To be done: Print the records below word for word, but leave out the pictures.

*** Provided records ***

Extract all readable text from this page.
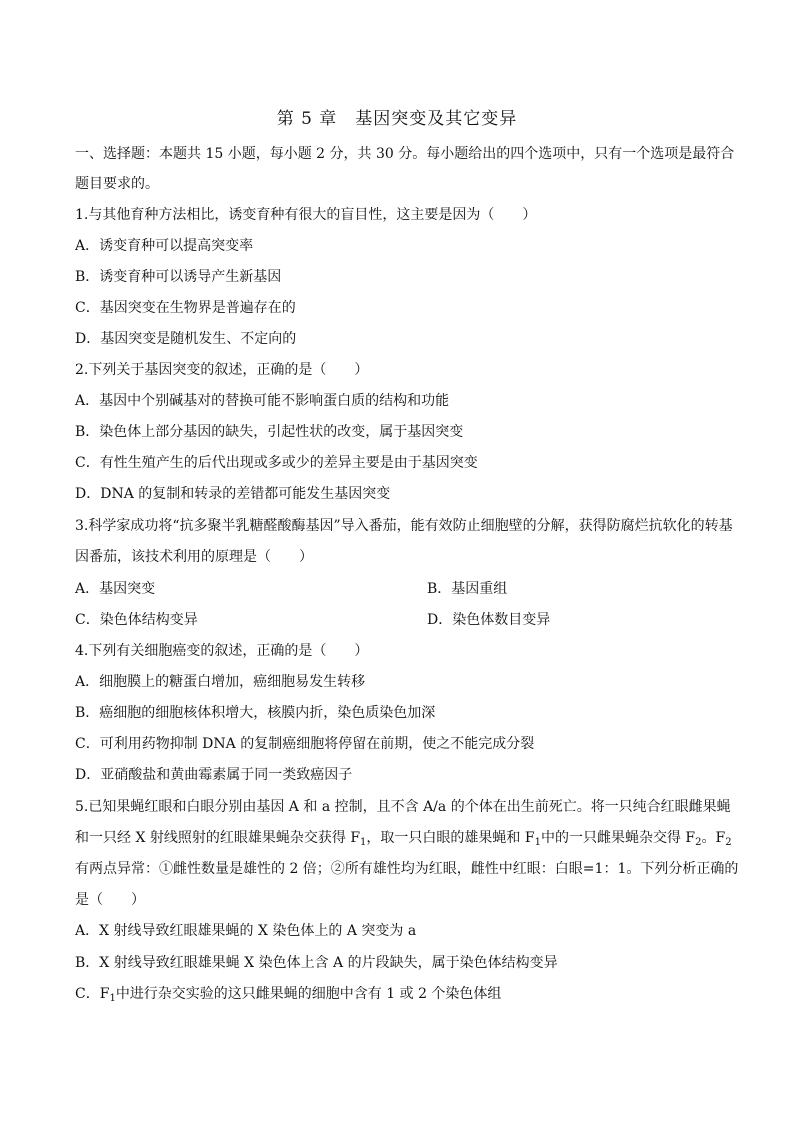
第 5 章　基因突变及其它变异
一、选择题：本题共 15 小题，每小题 2 分，共 30 分。每小题给出的四个选项中，只有一个选项是最符合
题目要求的。
1.与其他育种方法相比，诱变育种有很大的盲目性，这主要是因为（　　）
A．诱变育种可以提高突变率
B．诱变育种可以诱导产生新基因
C．基因突变在生物界是普遍存在的
D．基因突变是随机发生、不定向的
2.下列关于基因突变的叙述，正确的是（　　）
A．基因中个别碱基对的替换可能不影响蛋白质的结构和功能
B．染色体上部分基因的缺失，引起性状的改变，属于基因突变
C．有性生殖产生的后代出现或多或少的差异主要是由于基因突变
D．DNA 的复制和转录的差错都可能发生基因突变
3.科学家成功将“抗多聚半乳糖醛酸酶基因”导入番茄，能有效防止细胞壁的分解，获得防腐烂抗软化的转基
因番茄，该技术利用的原理是（　　）
A．基因突变	B．基因重组
C．染色体结构变异	D．染色体数目变异
4.下列有关细胞癌变的叙述，正确的是（　　）
A．细胞膜上的糖蛋白增加，癌细胞易发生转移
B．癌细胞的细胞核体积增大，核膜内折，染色质染色加深
C．可利用药物抑制 DNA 的复制癌细胞将停留在前期，使之不能完成分裂
D．亚硝酸盐和黄曲霉素属于同一类致癌因子
5.已知果蝇红眼和白眼分别由基因 A 和 a 控制，且不含 A/a 的个体在出生前死亡。将一只纯合红眼雌果蝇
和一只经 X 射线照射的红眼雄果蝇杂交获得 $F_1$，取一只白眼的雄果蝇和 $F_1$中的一只雌果蝇杂交得 $F_2$。$F_2$
有两点异常：①雌性数量是雄性的 2 倍；②所有雄性均为红眼，雌性中红眼：白眼=1：1。下列分析正确的
是（　　）
A．X 射线导致红眼雄果蝇的 X 染色体上的 A 突变为 a
B．X 射线导致红眼雄果蝇 X 染色体上含 A 的片段缺失，属于染色体结构变异
C．$F_1$中进行杂交实验的这只雌果蝇的细胞中含有 1 或 2 个染色体组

***

Right answer:
Extract all readable text from this page.
第 5 章　基因突变及其它变异
一、选择题：本题共 15 小题，每小题 2 分，共 30 分。每小题给出的四个选项中，只有一个选项是最符合
题目要求的。
1.与其他育种方法相比，诱变育种有很大的盲目性，这主要是因为（　　）
A．诱变育种可以提高突变率
B．诱变育种可以诱导产生新基因
C．基因突变在生物界是普遍存在的
D．基因突变是随机发生、不定向的
2.下列关于基因突变的叙述，正确的是（　　）
A．基因中个别碱基对的替换可能不影响蛋白质的结构和功能
B．染色体上部分基因的缺失，引起性状的改变，属于基因突变
C．有性生殖产生的后代出现或多或少的差异主要是由于基因突变
D．DNA 的复制和转录的差错都可能发生基因突变
3.科学家成功将“抗多聚半乳糖醛酸酶基因”导入番茄，能有效防止细胞壁的分解，获得防腐烂抗软化的转基
因番茄，该技术利用的原理是（　　）
A．基因突变	B．基因重组
C．染色体结构变异	D．染色体数目变异
4.下列有关细胞癌变的叙述，正确的是（　　）
A．细胞膜上的糖蛋白增加，癌细胞易发生转移
B．癌细胞的细胞核体积增大，核膜内折，染色质染色加深
C．可利用药物抑制 DNA 的复制癌细胞将停留在前期，使之不能完成分裂
D．亚硝酸盐和黄曲霉素属于同一类致癌因子
5.已知果蝇红眼和白眼分别由基因 A 和 a 控制，且不含 A/a 的个体在出生前死亡。将一只纯合红眼雌果蝇
和一只经 X 射线照射的红眼雄果蝇杂交获得 $F_1$，取一只白眼的雄果蝇和 $F_1$中的一只雌果蝇杂交得 $F_2$。$F_2$
有两点异常：①雌性数量是雄性的 2 倍；②所有雄性均为红眼，雌性中红眼：白眼=1：1。下列分析正确的
是（　　）
A．X 射线导致红眼雄果蝇的 X 染色体上的 A 突变为 a
B．X 射线导致红眼雄果蝇 X 染色体上含 A 的片段缺失，属于染色体结构变异
C．$F_1$中进行杂交实验的这只雌果蝇的细胞中含有 1 或 2 个染色体组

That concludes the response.